*Entries supplied*.
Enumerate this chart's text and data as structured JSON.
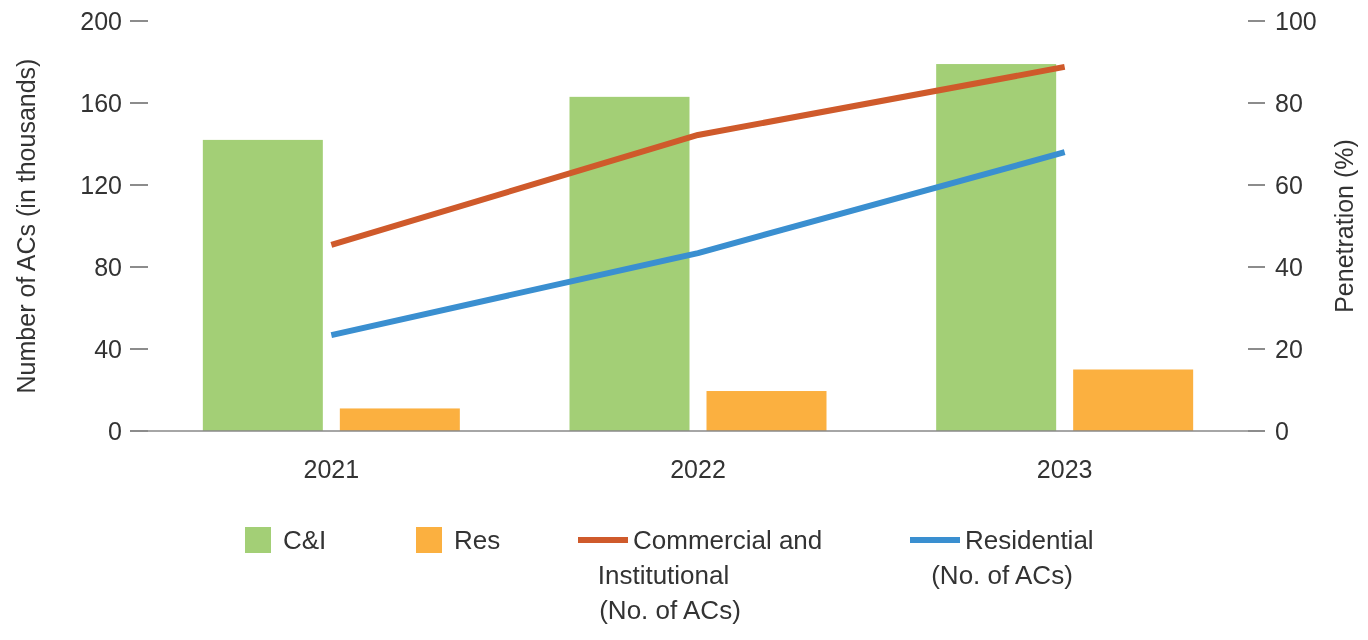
{
  "chart_data": {
    "type": "bar",
    "categories": [
      "2021",
      "2022",
      "2023"
    ],
    "ylabel": "Number of ACs (in thousands)",
    "y2label": "Penetration (%)",
    "ylim": [
      0,
      200
    ],
    "yticks": [
      0,
      40,
      80,
      120,
      160,
      200
    ],
    "y2lim": [
      0,
      100
    ],
    "y2ticks": [
      0,
      20,
      40,
      60,
      80,
      100
    ],
    "grid": false,
    "legend": "bottom",
    "series": [
      {
        "name": "C&I",
        "color": "#a3cf76",
        "values": [
          142,
          163,
          179
        ]
      },
      {
        "name": "Res",
        "color": "#fbb040",
        "values": [
          11,
          19.5,
          30
        ]
      },
      {
        "name": "Commercial and Institutional (No. of ACs)",
        "type": "line",
        "axis": "y2",
        "color": "#cf5a2b",
        "values": [
          45.4,
          72.2,
          88.8
        ]
      },
      {
        "name": "Residential (No. of ACs)",
        "type": "line",
        "axis": "y2",
        "color": "#3a8fd0",
        "values": [
          23.4,
          43.4,
          68
        ]
      }
    ]
  }
}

*What is asked*. The listing above must be printed again exactly, minus its pictures.

*The result*.
Enumerate this chart's text and data as structured JSON.
{
  "chart_data": {
    "type": "bar",
    "categories": [
      "2021",
      "2022",
      "2023"
    ],
    "ylabel": "Number of ACs (in thousands)",
    "y2label": "Penetration (%)",
    "ylim": [
      0,
      200
    ],
    "yticks": [
      0,
      40,
      80,
      120,
      160,
      200
    ],
    "y2lim": [
      0,
      100
    ],
    "y2ticks": [
      0,
      20,
      40,
      60,
      80,
      100
    ],
    "grid": false,
    "legend": "bottom",
    "series": [
      {
        "name": "C&I",
        "color": "#a3cf76",
        "values": [
          142,
          163,
          179
        ]
      },
      {
        "name": "Res",
        "color": "#fbb040",
        "values": [
          11,
          19.5,
          30
        ]
      },
      {
        "name": "Commercial and Institutional (No. of ACs)",
        "type": "line",
        "axis": "y2",
        "color": "#cf5a2b",
        "values": [
          45.4,
          72.2,
          88.8
        ]
      },
      {
        "name": "Residential (No. of ACs)",
        "type": "line",
        "axis": "y2",
        "color": "#3a8fd0",
        "values": [
          23.4,
          43.4,
          68
        ]
      }
    ]
  }
}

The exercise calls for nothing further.